→ Exercise instructions: Copy out each line of the material below that holds the string "color".
---------- Material for the task
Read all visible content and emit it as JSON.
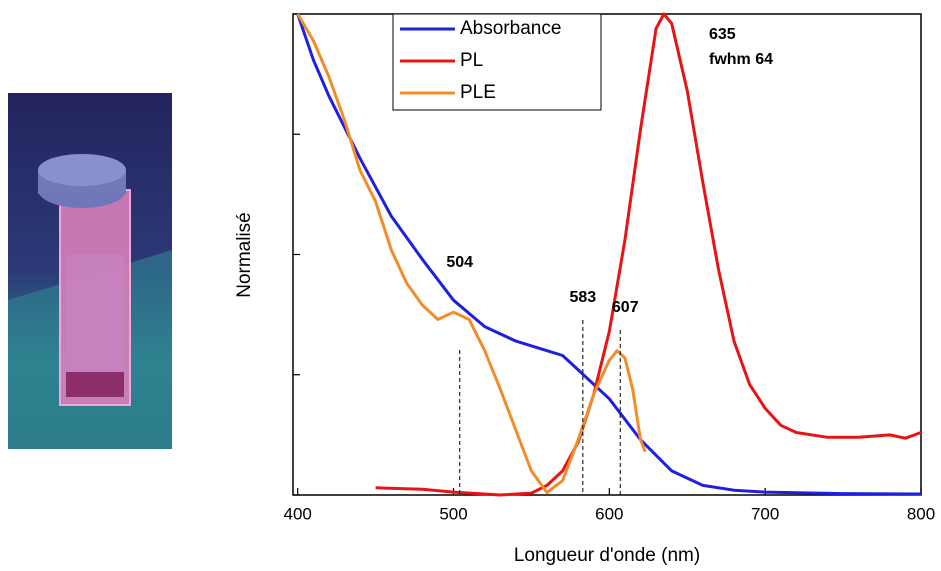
{
  "chart_data": {
    "type": "line",
    "x_label": "Longueur d'onde (nm)",
    "y_label": "Normalisé",
    "xlim": [
      397,
      800
    ],
    "ylim": [
      0,
      1
    ],
    "xticks": [
      400,
      500,
      600,
      700,
      800
    ],
    "yticks": [
      0,
      0.25,
      0.5,
      0.75,
      1
    ],
    "series": [
      {
        "name": "Absorbance",
        "color": "#1f1fe0",
        "x": [
          400,
          410,
          420,
          440,
          460,
          480,
          500,
          520,
          540,
          560,
          570,
          580,
          600,
          620,
          640,
          660,
          680,
          700,
          750,
          800
        ],
        "values": [
          1.0,
          0.905,
          0.83,
          0.7,
          0.58,
          0.49,
          0.405,
          0.35,
          0.32,
          0.3,
          0.29,
          0.26,
          0.2,
          0.115,
          0.05,
          0.02,
          0.01,
          0.006,
          0.003,
          0.002
        ]
      },
      {
        "name": "PL",
        "color": "#e81414",
        "x": [
          450,
          480,
          500,
          530,
          550,
          560,
          570,
          580,
          590,
          600,
          610,
          620,
          630,
          635,
          640,
          650,
          660,
          670,
          680,
          690,
          700,
          710,
          720,
          740,
          760,
          780,
          790,
          800
        ],
        "values": [
          0.015,
          0.012,
          0.006,
          0.0,
          0.004,
          0.02,
          0.05,
          0.11,
          0.21,
          0.34,
          0.53,
          0.76,
          0.97,
          1.0,
          0.98,
          0.84,
          0.65,
          0.47,
          0.32,
          0.23,
          0.18,
          0.145,
          0.13,
          0.12,
          0.12,
          0.125,
          0.118,
          0.13
        ]
      },
      {
        "name": "PLE",
        "color": "#f28c28",
        "x": [
          400,
          410,
          420,
          430,
          440,
          450,
          460,
          470,
          480,
          490,
          500,
          510,
          520,
          530,
          540,
          550,
          560,
          570,
          580,
          590,
          600,
          605,
          610,
          615,
          620,
          623
        ],
        "values": [
          1.0,
          0.945,
          0.87,
          0.78,
          0.675,
          0.61,
          0.51,
          0.44,
          0.395,
          0.365,
          0.38,
          0.365,
          0.3,
          0.22,
          0.135,
          0.05,
          0.005,
          0.03,
          0.115,
          0.21,
          0.28,
          0.3,
          0.285,
          0.22,
          0.115,
          0.09
        ]
      }
    ],
    "annotations": [
      {
        "text": "504",
        "x": 504
      },
      {
        "text": "583",
        "x": 583
      },
      {
        "text": "607",
        "x": 607
      },
      {
        "text": "635",
        "x": 635
      },
      {
        "text": "fwhm 64"
      }
    ]
  }
}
--------------------
→ Written solution:
        "color": "#1f1fe0",
        "color": "#e81414",
        "color": "#f28c28",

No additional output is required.